# TASK DESCRIPTION
Reproduce all of the data below without alteration; exclude every picture.

# DATA SUPPLIED
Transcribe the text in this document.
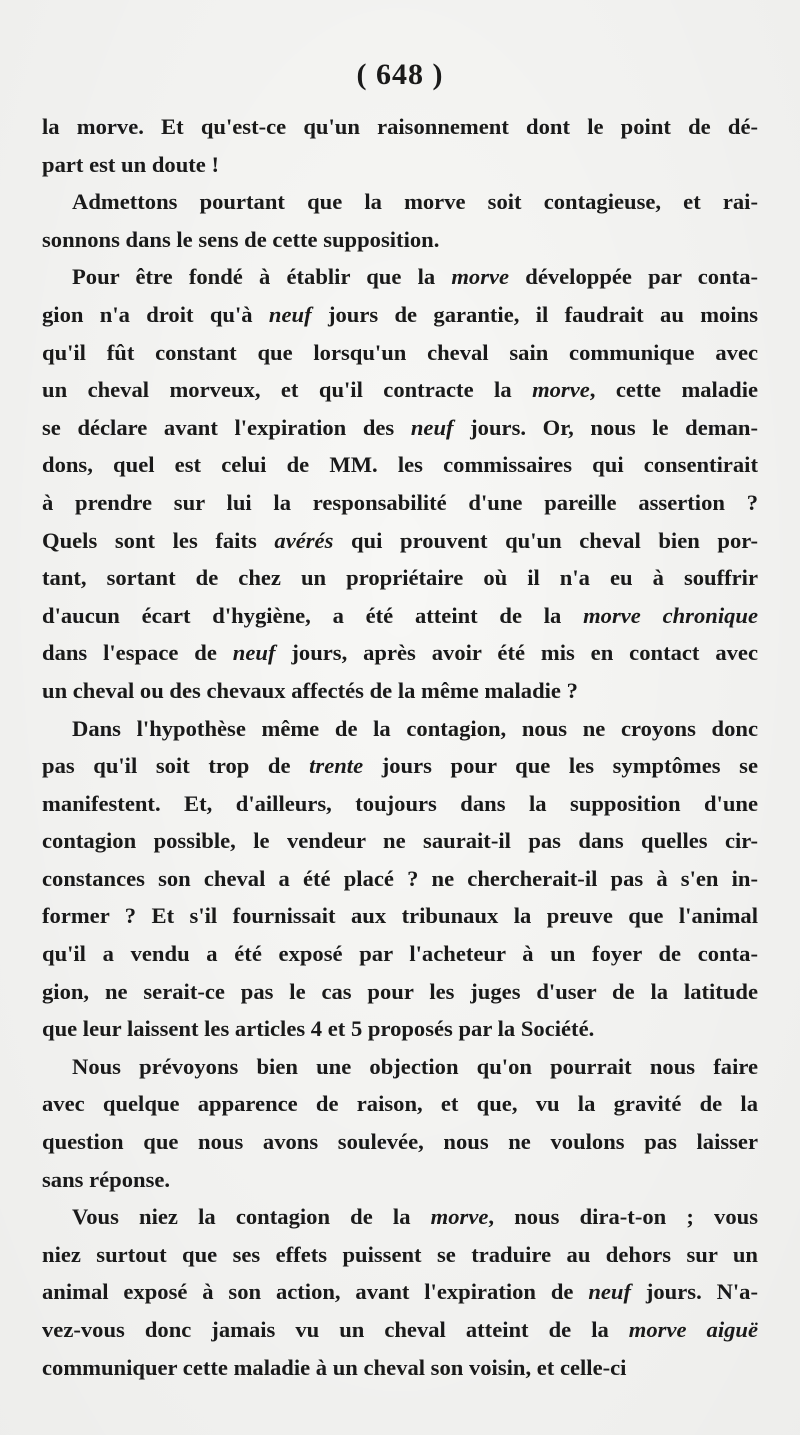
( 648 )
la morve. Et qu'est-ce qu'un raisonnement dont le point de dé-
part est un doute !
Admettons pourtant que la morve soit contagieuse, et rai-
sonnons dans le sens de cette supposition.
Pour être fondé à établir que la morve développée par conta-
gion n'a droit qu'à neuf jours de garantie, il faudrait au moins
qu'il fût constant que lorsqu'un cheval sain communique avec
un cheval morveux, et qu'il contracte la morve, cette maladie
se déclare avant l'expiration des neuf jours. Or, nous le deman-
dons, quel est celui de MM. les commissaires qui consentirait
à prendre sur lui la responsabilité d'une pareille assertion ?
Quels sont les faits avérés qui prouvent qu'un cheval bien por-
tant, sortant de chez un propriétaire où il n'a eu à souffrir
d'aucun écart d'hygiène, a été atteint de la morve chronique
dans l'espace de neuf jours, après avoir été mis en contact avec
un cheval ou des chevaux affectés de la même maladie ?
Dans l'hypothèse même de la contagion, nous ne croyons donc
pas qu'il soit trop de trente jours pour que les symptômes se
manifestent. Et, d'ailleurs, toujours dans la supposition d'une
contagion possible, le vendeur ne saurait-il pas dans quelles cir-
constances son cheval a été placé ? ne chercherait-il pas à s'en in-
former ? Et s'il fournissait aux tribunaux la preuve que l'animal
qu'il a vendu a été exposé par l'acheteur à un foyer de conta-
gion, ne serait-ce pas le cas pour les juges d'user de la latitude
que leur laissent les articles 4 et 5 proposés par la Société.
Nous prévoyons bien une objection qu'on pourrait nous faire
avec quelque apparence de raison, et que, vu la gravité de la
question que nous avons soulevée, nous ne voulons pas laisser
sans réponse.
Vous niez la contagion de la morve, nous dira-t-on ; vous
niez surtout que ses effets puissent se traduire au dehors sur un
animal exposé à son action, avant l'expiration de neuf jours. N'a-
vez-vous donc jamais vu un cheval atteint de la morve aiguë
communiquer cette maladie à un cheval son voisin, et celle-ci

# REPLY
Transcribe the text in this document.
( 648 )
la morve. Et qu'est-ce qu'un raisonnement dont le point de dé-
part est un doute !
Admettons pourtant que la morve soit contagieuse, et rai-
sonnons dans le sens de cette supposition.
Pour être fondé à établir que la morve développée par conta-
gion n'a droit qu'à neuf jours de garantie, il faudrait au moins
qu'il fût constant que lorsqu'un cheval sain communique avec
un cheval morveux, et qu'il contracte la morve, cette maladie
se déclare avant l'expiration des neuf jours. Or, nous le deman-
dons, quel est celui de MM. les commissaires qui consentirait
à prendre sur lui la responsabilité d'une pareille assertion ?
Quels sont les faits avérés qui prouvent qu'un cheval bien por-
tant, sortant de chez un propriétaire où il n'a eu à souffrir
d'aucun écart d'hygiène, a été atteint de la morve chronique
dans l'espace de neuf jours, après avoir été mis en contact avec
un cheval ou des chevaux affectés de la même maladie ?
Dans l'hypothèse même de la contagion, nous ne croyons donc
pas qu'il soit trop de trente jours pour que les symptômes se
manifestent. Et, d'ailleurs, toujours dans la supposition d'une
contagion possible, le vendeur ne saurait-il pas dans quelles cir-
constances son cheval a été placé ? ne chercherait-il pas à s'en in-
former ? Et s'il fournissait aux tribunaux la preuve que l'animal
qu'il a vendu a été exposé par l'acheteur à un foyer de conta-
gion, ne serait-ce pas le cas pour les juges d'user de la latitude
que leur laissent les articles 4 et 5 proposés par la Société.
Nous prévoyons bien une objection qu'on pourrait nous faire
avec quelque apparence de raison, et que, vu la gravité de la
question que nous avons soulevée, nous ne voulons pas laisser
sans réponse.
Vous niez la contagion de la morve, nous dira-t-on ; vous
niez surtout que ses effets puissent se traduire au dehors sur un
animal exposé à son action, avant l'expiration de neuf jours. N'a-
vez-vous donc jamais vu un cheval atteint de la morve aiguë
communiquer cette maladie à un cheval son voisin, et celle-ci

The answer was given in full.